:: TEXT EXCERPT
Hey guys. How's it going? Well, yesterday, things weren't so great for me.

Now as some of you know, I recently got a youtube account. Also, my first horror teaser went up a few days ago. My rant, however, is not on youtube, it's on my father.

My dad is 100% against anything that has to do with horror. He also sometimes gives me s*** because I'm a fan of the genre. I do respect him, but his arguments against horror films are incredibly idiotic. One time he went so far as to say that they give serial killers ideas to murder people (this stupidity still makes me cringe, even as I write this).

Moving on, yesterday night, dad was checking the e-mails and found out about my account and my video. Not surprisingly, he freaked out. Besides criticizing me about making the teaser, he had this paranoid belief that someone would call the cops on him just because of the video (one of the dumbest things I've ever heard him say).
::::
:: RECORDS SHOWN
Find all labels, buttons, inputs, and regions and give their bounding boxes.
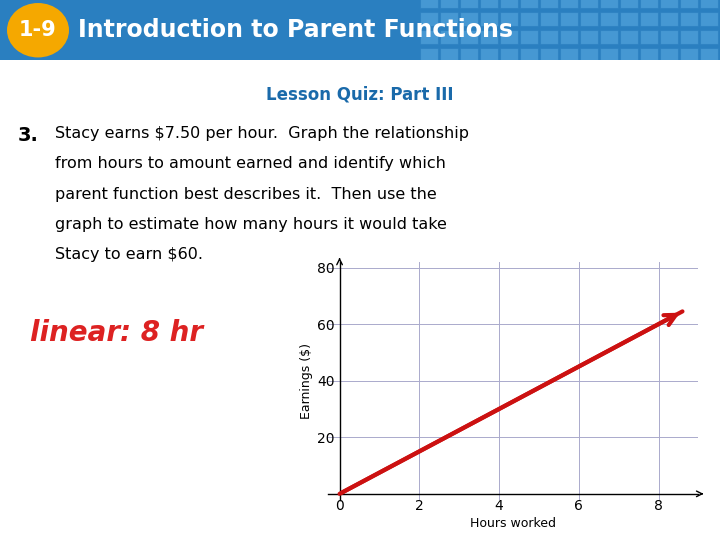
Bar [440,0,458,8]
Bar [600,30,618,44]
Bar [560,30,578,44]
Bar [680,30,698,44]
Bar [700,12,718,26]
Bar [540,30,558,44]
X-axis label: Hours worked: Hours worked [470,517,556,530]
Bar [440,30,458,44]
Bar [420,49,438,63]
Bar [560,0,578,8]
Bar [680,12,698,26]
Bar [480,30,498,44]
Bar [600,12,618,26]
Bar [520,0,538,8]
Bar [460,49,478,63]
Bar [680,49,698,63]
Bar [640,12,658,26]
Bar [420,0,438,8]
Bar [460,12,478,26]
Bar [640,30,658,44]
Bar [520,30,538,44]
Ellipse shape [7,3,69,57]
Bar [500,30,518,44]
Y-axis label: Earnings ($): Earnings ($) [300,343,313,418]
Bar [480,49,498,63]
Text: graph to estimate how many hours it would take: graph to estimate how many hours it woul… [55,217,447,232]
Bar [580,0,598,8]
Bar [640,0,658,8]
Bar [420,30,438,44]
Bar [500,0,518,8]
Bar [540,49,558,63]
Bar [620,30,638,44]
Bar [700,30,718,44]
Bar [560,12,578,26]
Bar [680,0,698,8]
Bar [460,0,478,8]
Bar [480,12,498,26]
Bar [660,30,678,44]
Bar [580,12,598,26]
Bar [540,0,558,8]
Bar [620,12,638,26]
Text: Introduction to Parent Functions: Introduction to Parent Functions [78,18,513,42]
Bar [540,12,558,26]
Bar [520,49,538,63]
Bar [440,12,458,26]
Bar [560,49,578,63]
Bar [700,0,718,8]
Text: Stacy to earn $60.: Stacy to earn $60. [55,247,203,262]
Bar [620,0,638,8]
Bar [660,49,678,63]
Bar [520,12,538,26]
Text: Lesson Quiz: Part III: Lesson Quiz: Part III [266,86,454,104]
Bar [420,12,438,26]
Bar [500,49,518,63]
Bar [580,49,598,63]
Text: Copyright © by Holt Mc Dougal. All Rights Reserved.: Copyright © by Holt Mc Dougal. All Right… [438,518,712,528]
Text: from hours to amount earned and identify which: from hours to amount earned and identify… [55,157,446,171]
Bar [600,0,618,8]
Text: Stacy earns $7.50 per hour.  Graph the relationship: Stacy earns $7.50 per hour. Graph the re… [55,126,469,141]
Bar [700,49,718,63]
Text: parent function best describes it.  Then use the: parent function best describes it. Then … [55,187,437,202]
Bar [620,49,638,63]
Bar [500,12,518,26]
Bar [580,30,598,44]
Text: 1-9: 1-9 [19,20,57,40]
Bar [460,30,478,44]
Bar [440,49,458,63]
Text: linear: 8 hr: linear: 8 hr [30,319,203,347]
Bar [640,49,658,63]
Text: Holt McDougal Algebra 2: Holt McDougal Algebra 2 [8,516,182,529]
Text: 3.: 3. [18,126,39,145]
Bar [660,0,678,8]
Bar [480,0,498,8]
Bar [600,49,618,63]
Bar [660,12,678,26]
::::
» **PROBLEM SET**
[a] In the rant about the writer's dad and horror films, how did the dad find out about the YouTube account and the video?
[b] Write the next part of the rant about the writer's dad and horror films, starting right after its last sentence.
The listing isn't needed for what's asked here.

» **ANSWERS FOR THE EXERCISE**
[a] He found out while checking the e-mails yesterday night.

[b]
I've never understood why it's so hard for him to accept the fact that I like horror movies. I've even talked and explained to him about why I like the genre. But of course, it goes in through one ear and then comes out the other. His ignorance and intolerance to my tastes angers me to no end, and I get the feeling that he'll never accept my love for horror films.

I know he's my dad and I respect him, but he's a complete idiot when it comes to horror films. He knows absolutely nothing about the genre and his criticisms really show it. If only I can just talk to him again and explain to him about this situation, but unfortunately things will just go back the same way before.


PS. For those who are wondering, I am near the completion of my second trailer. It will be up soon.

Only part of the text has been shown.